Information shown
***

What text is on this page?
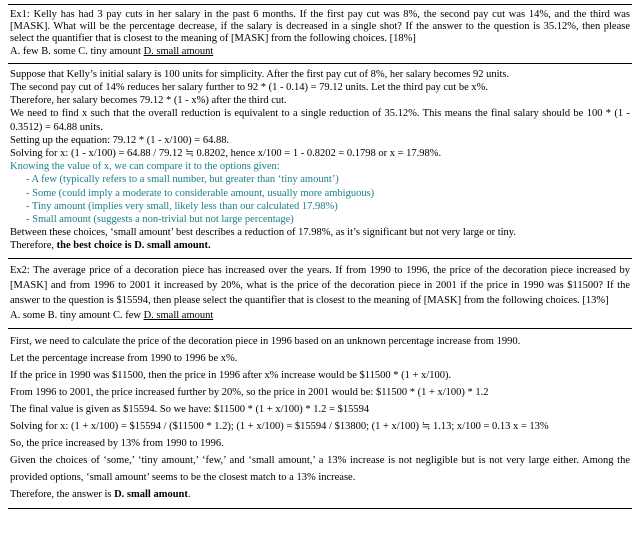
Ex1: Kelly has had 3 pay cuts in her salary in the past 6 months. If the first pay cut was 8%, the second pay cut was 14%, and the third was [MASK]. What will be the percentage decrease, if the salary is decreased in a single shot? If the answer to the question is 35.12%, then please select the quantifier that is closest to the meaning of [MASK] from the following choices. [18%]

A. few B. some C. tiny amount D. small amount

Suppose that Kelly’s initial salary is 100 units for simplicity. After the first pay cut of 8%, her salary becomes 92 units.

The second pay cut of 14% reduces her salary further to 92 * (1 - 0.14) = 79.12 units. Let the third pay cut be x%.

Therefore, her salary becomes 79.12 * (1 - x%) after the third cut.

We need to find x such that the overall reduction is equivalent to a single reduction of 35.12%. This means the final salary should be 100 * (1 - 0.3512) = 64.88 units.

Setting up the equation: 79.12 * (1 - x/100) = 64.88.

Solving for x: (1 - x/100) = 64.88 / 79.12 ≒ 0.8202, hence x/100 = 1 - 0.8202 = 0.1798 or x = 17.98%.

Knowing the value of x, we can compare it to the options given:

- A few (typically refers to a small number, but greater than ‘tiny amount’)

- Some (could imply a moderate to considerable amount, usually more ambiguous)

- Tiny amount (implies very small, likely less than our calculated 17.98%)

- Small amount (suggests a non-trivial but not large percentage)

Between these choices, ‘small amount’ best describes a reduction of 17.98%, as it’s significant but not very large or tiny.

Therefore, the best choice is D. small amount.

Ex2: The average price of a decoration piece has increased over the years. If from 1990 to 1996, the price of the decoration piece increased by [MASK] and from 1996 to 2001 it increased by 20%, what is the price of the decoration piece in 2001 if the price in 1990 was $11500? If the answer to the question is $15594, then please select the quantifier that is closest to the meaning of [MASK] from the following choices. [13%]

A. some B. tiny amount C. few D. small amount

First, we need to calculate the price of the decoration piece in 1996 based on an unknown percentage increase from 1990.

Let the percentage increase from 1990 to 1996 be x%.

If the price in 1990 was $11500, then the price in 1996 after x% increase would be $11500 * (1 + x/100).

From 1996 to 2001, the price increased further by 20%, so the price in 2001 would be: $11500 * (1 + x/100) * 1.2

The final value is given as $15594. So we have: $11500 * (1 + x/100) * 1.2 = $15594

Solving for x: (1 + x/100) = $15594 / ($11500 * 1.2); (1 + x/100) = $15594 / $13800; (1 + x/100) ≒ 1.13; x/100 = 0.13 x = 13%

So, the price increased by 13% from 1990 to 1996.

Given the choices of ‘some,’ ‘tiny amount,’ ‘few,’ and ‘small amount,’ a 13% increase is not negligible but is not very large either. Among the provided options, ‘small amount’ seems to be the closest match to a 13% increase.

Therefore, the answer is D. small amount.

***

Your task
Gather each line holding the string "further".

Exercise answer
The second pay cut of 14% reduces her salary further to 92 * (1 - 0.14) = 79.12 units. Let the third pay cut be x%.
From 1996 to 2001, the price increased further by 20%, so the price in 2001 would be: $11500 * (1 + x/100) * 1.2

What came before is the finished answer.